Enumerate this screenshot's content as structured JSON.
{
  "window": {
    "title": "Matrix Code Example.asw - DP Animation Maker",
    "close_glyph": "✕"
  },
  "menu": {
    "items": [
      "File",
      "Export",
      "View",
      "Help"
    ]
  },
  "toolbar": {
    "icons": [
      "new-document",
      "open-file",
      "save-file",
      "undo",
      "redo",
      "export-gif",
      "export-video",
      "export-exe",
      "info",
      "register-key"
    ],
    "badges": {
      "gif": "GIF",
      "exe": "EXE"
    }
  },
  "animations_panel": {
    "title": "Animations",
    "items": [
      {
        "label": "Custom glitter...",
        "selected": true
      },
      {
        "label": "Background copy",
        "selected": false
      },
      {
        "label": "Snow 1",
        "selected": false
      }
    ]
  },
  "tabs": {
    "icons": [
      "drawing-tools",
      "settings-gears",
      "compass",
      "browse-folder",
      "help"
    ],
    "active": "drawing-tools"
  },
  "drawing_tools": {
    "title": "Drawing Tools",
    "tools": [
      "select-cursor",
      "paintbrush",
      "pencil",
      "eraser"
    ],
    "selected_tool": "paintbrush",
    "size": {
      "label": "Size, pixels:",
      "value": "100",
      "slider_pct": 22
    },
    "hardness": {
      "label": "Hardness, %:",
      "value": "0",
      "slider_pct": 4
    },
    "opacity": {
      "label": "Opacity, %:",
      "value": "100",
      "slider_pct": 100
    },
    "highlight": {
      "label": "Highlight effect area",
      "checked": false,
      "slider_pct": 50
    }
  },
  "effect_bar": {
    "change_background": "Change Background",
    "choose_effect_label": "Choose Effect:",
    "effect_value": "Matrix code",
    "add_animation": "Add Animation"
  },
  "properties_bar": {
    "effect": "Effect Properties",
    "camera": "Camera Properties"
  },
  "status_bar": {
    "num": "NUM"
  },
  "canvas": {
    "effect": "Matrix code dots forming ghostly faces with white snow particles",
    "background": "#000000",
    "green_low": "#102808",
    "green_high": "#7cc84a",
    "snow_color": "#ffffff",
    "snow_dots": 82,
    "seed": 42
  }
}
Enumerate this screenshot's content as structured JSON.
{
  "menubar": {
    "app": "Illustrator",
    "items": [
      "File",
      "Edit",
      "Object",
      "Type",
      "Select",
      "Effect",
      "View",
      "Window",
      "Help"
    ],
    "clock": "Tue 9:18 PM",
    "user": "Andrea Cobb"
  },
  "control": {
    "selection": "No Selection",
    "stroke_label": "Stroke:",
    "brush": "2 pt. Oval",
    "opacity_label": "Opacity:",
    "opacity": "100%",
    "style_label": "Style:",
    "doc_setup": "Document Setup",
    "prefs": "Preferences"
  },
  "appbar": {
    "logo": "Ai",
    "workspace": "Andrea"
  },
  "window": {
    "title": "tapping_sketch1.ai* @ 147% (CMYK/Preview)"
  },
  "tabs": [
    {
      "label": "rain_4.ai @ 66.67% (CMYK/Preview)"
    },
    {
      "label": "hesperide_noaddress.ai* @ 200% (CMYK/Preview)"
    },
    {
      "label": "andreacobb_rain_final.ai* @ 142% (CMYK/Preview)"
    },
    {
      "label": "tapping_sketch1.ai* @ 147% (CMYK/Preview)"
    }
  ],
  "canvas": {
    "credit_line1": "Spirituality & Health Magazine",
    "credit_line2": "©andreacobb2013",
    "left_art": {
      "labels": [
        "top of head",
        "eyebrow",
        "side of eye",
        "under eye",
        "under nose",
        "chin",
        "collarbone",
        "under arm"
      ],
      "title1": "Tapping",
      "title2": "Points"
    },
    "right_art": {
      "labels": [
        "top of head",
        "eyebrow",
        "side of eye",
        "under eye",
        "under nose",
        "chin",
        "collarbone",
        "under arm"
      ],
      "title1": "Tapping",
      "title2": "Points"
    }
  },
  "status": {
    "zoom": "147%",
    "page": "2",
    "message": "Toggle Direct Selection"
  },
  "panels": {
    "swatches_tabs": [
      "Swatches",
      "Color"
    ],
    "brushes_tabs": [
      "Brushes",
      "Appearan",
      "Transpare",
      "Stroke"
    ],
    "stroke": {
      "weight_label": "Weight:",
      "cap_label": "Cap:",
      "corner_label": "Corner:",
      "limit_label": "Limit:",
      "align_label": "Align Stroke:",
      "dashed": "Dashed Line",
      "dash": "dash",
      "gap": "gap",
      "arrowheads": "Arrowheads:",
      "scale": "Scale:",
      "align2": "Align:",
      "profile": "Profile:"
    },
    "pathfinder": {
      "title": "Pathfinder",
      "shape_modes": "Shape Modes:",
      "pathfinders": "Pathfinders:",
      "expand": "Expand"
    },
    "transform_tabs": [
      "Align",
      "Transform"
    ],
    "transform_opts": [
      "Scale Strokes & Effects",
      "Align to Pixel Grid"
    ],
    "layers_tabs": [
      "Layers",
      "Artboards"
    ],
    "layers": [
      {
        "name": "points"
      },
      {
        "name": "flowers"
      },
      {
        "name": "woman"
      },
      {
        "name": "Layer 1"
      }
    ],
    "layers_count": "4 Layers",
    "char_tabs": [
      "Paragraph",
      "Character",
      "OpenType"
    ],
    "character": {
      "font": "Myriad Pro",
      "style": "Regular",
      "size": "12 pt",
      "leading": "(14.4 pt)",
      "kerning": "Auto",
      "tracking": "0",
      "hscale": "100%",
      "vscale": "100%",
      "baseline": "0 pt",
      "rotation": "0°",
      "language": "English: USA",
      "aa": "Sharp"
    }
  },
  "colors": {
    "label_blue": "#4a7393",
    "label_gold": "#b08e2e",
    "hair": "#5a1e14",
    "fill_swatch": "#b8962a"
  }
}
□ □ □ □ □ □ □
◆ Description of the task
Go through the listing and print each line exactly as it appears.

◆ Answer to the task
Enumerate this screenshot's content as structured JSON.
{
  "window": {
    "title": "Matrix Code Example.asw - DP Animation Maker",
    "close_glyph": "✕"
  },
  "menu": {
    "items": [
      "File",
      "Export",
      "View",
      "Help"
    ]
  },
  "toolbar": {
    "icons": [
      "new-document",
      "open-file",
      "save-file",
      "undo",
      "redo",
      "export-gif",
      "export-video",
      "export-exe",
      "info",
      "register-key"
    ],
    "badges": {
      "gif": "GIF",
      "exe": "EXE"
    }
  },
  "animations_panel": {
    "title": "Animations",
    "items": [
      {
        "label": "Custom glitter...",
        "selected": true
      },
      {
        "label": "Background copy",
        "selected": false
      },
      {
        "label": "Snow 1",
        "selected": false
      }
    ]
  },
  "tabs": {
    "icons": [
      "drawing-tools",
      "settings-gears",
      "compass",
      "browse-folder",
      "help"
    ],
    "active": "drawing-tools"
  },
  "drawing_tools": {
    "title": "Drawing Tools",
    "tools": [
      "select-cursor",
      "paintbrush",
      "pencil",
      "eraser"
    ],
    "selected_tool": "paintbrush",
    "size": {
      "label": "Size, pixels:",
      "value": "100",
      "slider_pct": 22
    },
    "hardness": {
      "label": "Hardness, %:",
      "value": "0",
      "slider_pct": 4
    },
    "opacity": {
      "label": "Opacity, %:",
      "value": "100",
      "slider_pct": 100
    },
    "highlight": {
      "label": "Highlight effect area",
      "checked": false,
      "slider_pct": 50
    }
  },
  "effect_bar": {
    "change_background": "Change Background",
    "choose_effect_label": "Choose Effect:",
    "effect_value": "Matrix code",
    "add_animation": "Add Animation"
  },
  "properties_bar": {
    "effect": "Effect Properties",
    "camera": "Camera Properties"
  },
  "status_bar": {
    "num": "NUM"
  },
  "canvas": {
    "effect": "Matrix code dots forming ghostly faces with white snow particles",
    "background": "#000000",
    "green_low": "#102808",
    "green_high": "#7cc84a",
    "snow_color": "#ffffff",
    "snow_dots": 82,
    "seed": 42
  }
}
Enumerate this screenshot's content as structured JSON.
{
  "menubar": {
    "app": "Illustrator",
    "items": [
      "File",
      "Edit",
      "Object",
      "Type",
      "Select",
      "Effect",
      "View",
      "Window",
      "Help"
    ],
    "clock": "Tue 9:18 PM",
    "user": "Andrea Cobb"
  },
  "control": {
    "selection": "No Selection",
    "stroke_label": "Stroke:",
    "brush": "2 pt. Oval",
    "opacity_label": "Opacity:",
    "opacity": "100%",
    "style_label": "Style:",
    "doc_setup": "Document Setup",
    "prefs": "Preferences"
  },
  "appbar": {
    "logo": "Ai",
    "workspace": "Andrea"
  },
  "window": {
    "title": "tapping_sketch1.ai* @ 147% (CMYK/Preview)"
  },
  "tabs": [
    {
      "label": "rain_4.ai @ 66.67% (CMYK/Preview)"
    },
    {
      "label": "hesperide_noaddress.ai* @ 200% (CMYK/Preview)"
    },
    {
      "label": "andreacobb_rain_final.ai* @ 142% (CMYK/Preview)"
    },
    {
      "label": "tapping_sketch1.ai* @ 147% (CMYK/Preview)"
    }
  ],
  "canvas": {
    "credit_line1": "Spirituality & Health Magazine",
    "credit_line2": "©andreacobb2013",
    "left_art": {
      "labels": [
        "top of head",
        "eyebrow",
        "side of eye",
        "under eye",
        "under nose",
        "chin",
        "collarbone",
        "under arm"
      ],
      "title1": "Tapping",
      "title2": "Points"
    },
    "right_art": {
      "labels": [
        "top of head",
        "eyebrow",
        "side of eye",
        "under eye",
        "under nose",
        "chin",
        "collarbone",
        "under arm"
      ],
      "title1": "Tapping",
      "title2": "Points"
    }
  },
  "status": {
    "zoom": "147%",
    "page": "2",
    "message": "Toggle Direct Selection"
  },
  "panels": {
    "swatches_tabs": [
      "Swatches",
      "Color"
    ],
    "brushes_tabs": [
      "Brushes",
      "Appearan",
      "Transpare",
      "Stroke"
    ],
    "stroke": {
      "weight_label": "Weight:",
      "cap_label": "Cap:",
      "corner_label": "Corner:",
      "limit_label": "Limit:",
      "align_label": "Align Stroke:",
      "dashed": "Dashed Line",
      "dash": "dash",
      "gap": "gap",
      "arrowheads": "Arrowheads:",
      "scale": "Scale:",
      "align2": "Align:",
      "profile": "Profile:"
    },
    "pathfinder": {
      "title": "Pathfinder",
      "shape_modes": "Shape Modes:",
      "pathfinders": "Pathfinders:",
      "expand": "Expand"
    },
    "transform_tabs": [
      "Align",
      "Transform"
    ],
    "transform_opts": [
      "Scale Strokes & Effects",
      "Align to Pixel Grid"
    ],
    "layers_tabs": [
      "Layers",
      "Artboards"
    ],
    "layers": [
      {
        "name": "points"
      },
      {
        "name": "flowers"
      },
      {
        "name": "woman"
      },
      {
        "name": "Layer 1"
      }
    ],
    "layers_count": "4 Layers",
    "char_tabs": [
      "Paragraph",
      "Character",
      "OpenType"
    ],
    "character": {
      "font": "Myriad Pro",
      "style": "Regular",
      "size": "12 pt",
      "leading": "(14.4 pt)",
      "kerning": "Auto",
      "tracking": "0",
      "hscale": "100%",
      "vscale": "100%",
      "baseline": "0 pt",
      "rotation": "0°",
      "language": "English: USA",
      "aa": "Sharp"
    }
  },
  "colors": {
    "label_blue": "#4a7393",
    "label_gold": "#b08e2e",
    "hair": "#5a1e14",
    "fill_swatch": "#b8962a"
  }
}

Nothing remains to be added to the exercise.